What to work on:
Pictures stay out of the copy; restate everything else in the material exactly.

Extracted records:
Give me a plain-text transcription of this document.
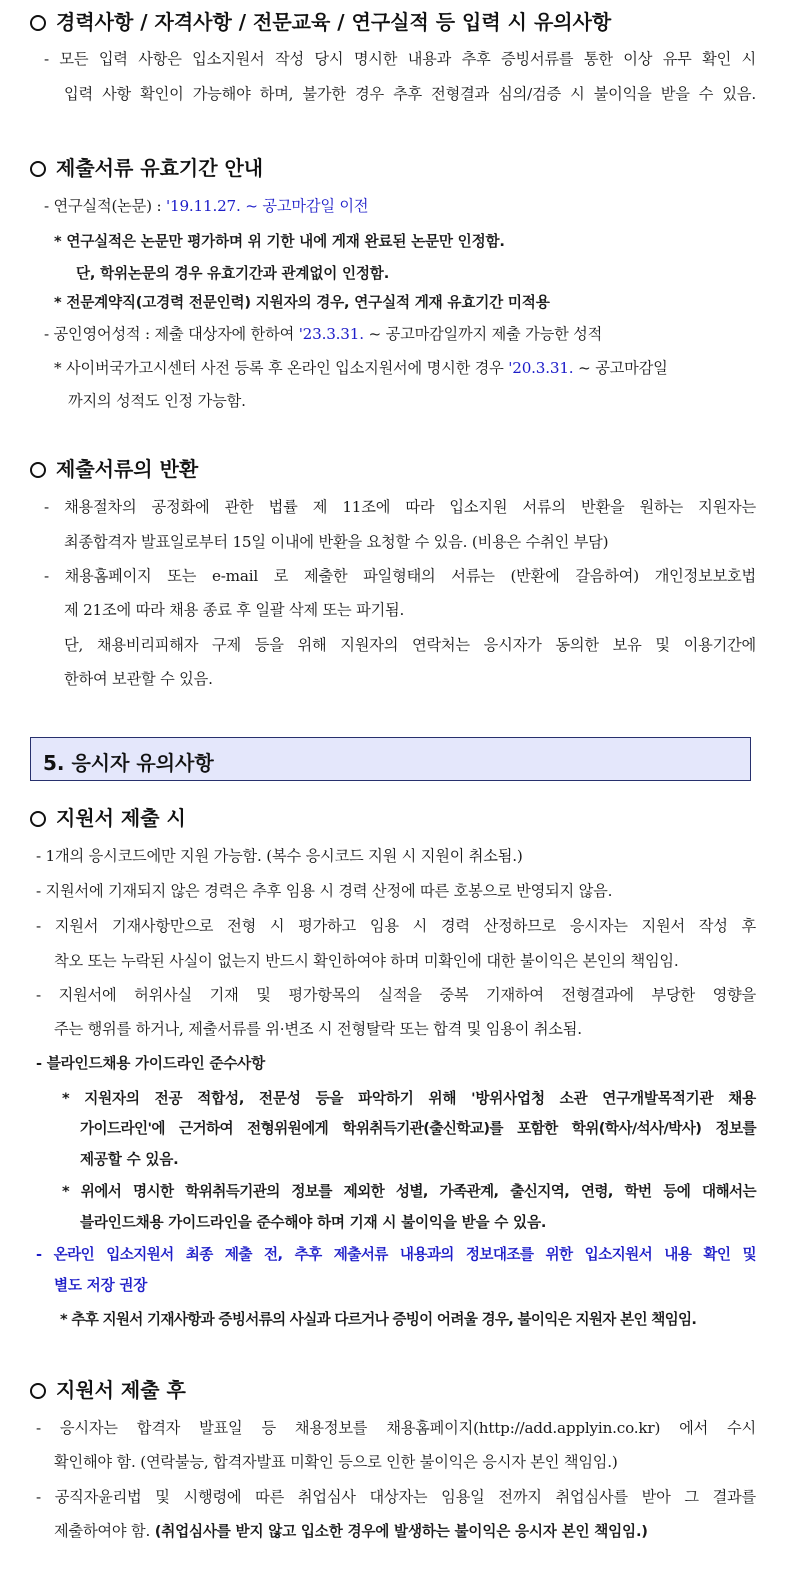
경력사항 / 자격사항 / 전문교육 / 연구실적 등 입력 시 유의사항
- 모든 입력 사항은 입소지원서 작성 당시 명시한 내용과 추후 증빙서류를 통한 이상 유무 확인 시
입력 사항 확인이 가능해야 하며, 불가한 경우 추후 전형결과 심의/검증 시 불이익을 받을 수 있음.
제출서류 유효기간 안내
- 연구실적(논문) : '19.11.27. ~ 공고마감일 이전
* 연구실적은 논문만 평가하며 위 기한 내에 게재 완료된 논문만 인정함.
단, 학위논문의 경우 유효기간과 관계없이 인정함.
* 전문계약직(고경력 전문인력) 지원자의 경우, 연구실적 게재 유효기간 미적용
- 공인영어성적 : 제출 대상자에 한하여 '23.3.31. ~ 공고마감일까지 제출 가능한 성적
* 사이버국가고시센터 사전 등록 후 온라인 입소지원서에 명시한 경우 '20.3.31. ~ 공고마감일
까지의 성적도 인정 가능함.
제출서류의 반환
- 채용절차의 공정화에 관한 법률 제 11조에 따라 입소지원 서류의 반환을 원하는 지원자는
최종합격자 발표일로부터 15일 이내에 반환을 요청할 수 있음. (비용은 수취인 부담)
- 채용홈페이지 또는 e-mail 로 제출한 파일형태의 서류는 (반환에 갈음하여) 개인정보보호법
제 21조에 따라 채용 종료 후 일괄 삭제 또는 파기됨.
단, 채용비리피해자 구제 등을 위해 지원자의 연락처는 응시자가 동의한 보유 및 이용기간에
한하여 보관할 수 있음.
5. 응시자 유의사항
지원서 제출 시
- 1개의 응시코드에만 지원 가능함. (복수 응시코드 지원 시 지원이 취소됨.)
- 지원서에 기재되지 않은 경력은 추후 임용 시 경력 산정에 따른 호봉으로 반영되지 않음.
- 지원서 기재사항만으로 전형 시 평가하고 임용 시 경력 산정하므로 응시자는 지원서 작성 후
착오 또는 누락된 사실이 없는지 반드시 확인하여야 하며 미확인에 대한 불이익은 본인의 책임임.
- 지원서에 허위사실 기재 및 평가항목의 실적을 중복 기재하여 전형결과에 부당한 영향을
주는 행위를 하거나, 제출서류를 위·변조 시 전형탈락 또는 합격 및 임용이 취소됨.
- 블라인드채용 가이드라인 준수사항
* 지원자의 전공 적합성, 전문성 등을 파악하기 위해 '방위사업청 소관 연구개발목적기관 채용
가이드라인'에 근거하여 전형위원에게 학위취득기관(출신학교)를 포함한 학위(학사/석사/박사) 정보를
제공할 수 있음.
* 위에서 명시한 학위취득기관의 정보를 제외한 성별, 가족관계, 출신지역, 연령, 학번 등에 대해서는
블라인드채용 가이드라인을 준수해야 하며 기재 시 불이익을 받을 수 있음.
- 온라인 입소지원서 최종 제출 전, 추후 제출서류 내용과의 정보대조를 위한 입소지원서 내용 확인 및
별도 저장 권장
* 추후 지원서 기재사항과 증빙서류의 사실과 다르거나 증빙이 어려울 경우, 불이익은 지원자 본인 책임임.
지원서 제출 후
- 응시자는 합격자 발표일 등 채용정보를 채용홈페이지(http://add.applyin.co.kr) 에서 수시
확인해야 함. (연락불능, 합격자발표 미확인 등으로 인한 불이익은 응시자 본인 책임임.)
- 공직자윤리법 및 시행령에 따른 취업심사 대상자는 임용일 전까지 취업심사를 받아 그 결과를
제출하여야 함. (취업심사를 받지 않고 입소한 경우에 발생하는 불이익은 응시자 본인 책임임.)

Correct result:
Give me a plain-text transcription of this document.
경력사항 / 자격사항 / 전문교육 / 연구실적 등 입력 시 유의사항
- 모든 입력 사항은 입소지원서 작성 당시 명시한 내용과 추후 증빙서류를 통한 이상 유무 확인 시
입력 사항 확인이 가능해야 하며, 불가한 경우 추후 전형결과 심의/검증 시 불이익을 받을 수 있음.
제출서류 유효기간 안내
- 연구실적(논문) : '19.11.27. ~ 공고마감일 이전
* 연구실적은 논문만 평가하며 위 기한 내에 게재 완료된 논문만 인정함.
단, 학위논문의 경우 유효기간과 관계없이 인정함.
* 전문계약직(고경력 전문인력) 지원자의 경우, 연구실적 게재 유효기간 미적용
- 공인영어성적 : 제출 대상자에 한하여 '23.3.31. ~ 공고마감일까지 제출 가능한 성적
* 사이버국가고시센터 사전 등록 후 온라인 입소지원서에 명시한 경우 '20.3.31. ~ 공고마감일
까지의 성적도 인정 가능함.
제출서류의 반환
- 채용절차의 공정화에 관한 법률 제 11조에 따라 입소지원 서류의 반환을 원하는 지원자는
최종합격자 발표일로부터 15일 이내에 반환을 요청할 수 있음. (비용은 수취인 부담)
- 채용홈페이지 또는 e-mail 로 제출한 파일형태의 서류는 (반환에 갈음하여) 개인정보보호법
제 21조에 따라 채용 종료 후 일괄 삭제 또는 파기됨.
단, 채용비리피해자 구제 등을 위해 지원자의 연락처는 응시자가 동의한 보유 및 이용기간에
한하여 보관할 수 있음.
5. 응시자 유의사항
지원서 제출 시
- 1개의 응시코드에만 지원 가능함. (복수 응시코드 지원 시 지원이 취소됨.)
- 지원서에 기재되지 않은 경력은 추후 임용 시 경력 산정에 따른 호봉으로 반영되지 않음.
- 지원서 기재사항만으로 전형 시 평가하고 임용 시 경력 산정하므로 응시자는 지원서 작성 후
착오 또는 누락된 사실이 없는지 반드시 확인하여야 하며 미확인에 대한 불이익은 본인의 책임임.
- 지원서에 허위사실 기재 및 평가항목의 실적을 중복 기재하여 전형결과에 부당한 영향을
주는 행위를 하거나, 제출서류를 위·변조 시 전형탈락 또는 합격 및 임용이 취소됨.
- 블라인드채용 가이드라인 준수사항
* 지원자의 전공 적합성, 전문성 등을 파악하기 위해 '방위사업청 소관 연구개발목적기관 채용
가이드라인'에 근거하여 전형위원에게 학위취득기관(출신학교)를 포함한 학위(학사/석사/박사) 정보를
제공할 수 있음.
* 위에서 명시한 학위취득기관의 정보를 제외한 성별, 가족관계, 출신지역, 연령, 학번 등에 대해서는
블라인드채용 가이드라인을 준수해야 하며 기재 시 불이익을 받을 수 있음.
- 온라인 입소지원서 최종 제출 전, 추후 제출서류 내용과의 정보대조를 위한 입소지원서 내용 확인 및
별도 저장 권장
* 추후 지원서 기재사항과 증빙서류의 사실과 다르거나 증빙이 어려울 경우, 불이익은 지원자 본인 책임임.
지원서 제출 후
- 응시자는 합격자 발표일 등 채용정보를 채용홈페이지(http://add.applyin.co.kr) 에서 수시
확인해야 함. (연락불능, 합격자발표 미확인 등으로 인한 불이익은 응시자 본인 책임임.)
- 공직자윤리법 및 시행령에 따른 취업심사 대상자는 임용일 전까지 취업심사를 받아 그 결과를
제출하여야 함. (취업심사를 받지 않고 입소한 경우에 발생하는 불이익은 응시자 본인 책임임.)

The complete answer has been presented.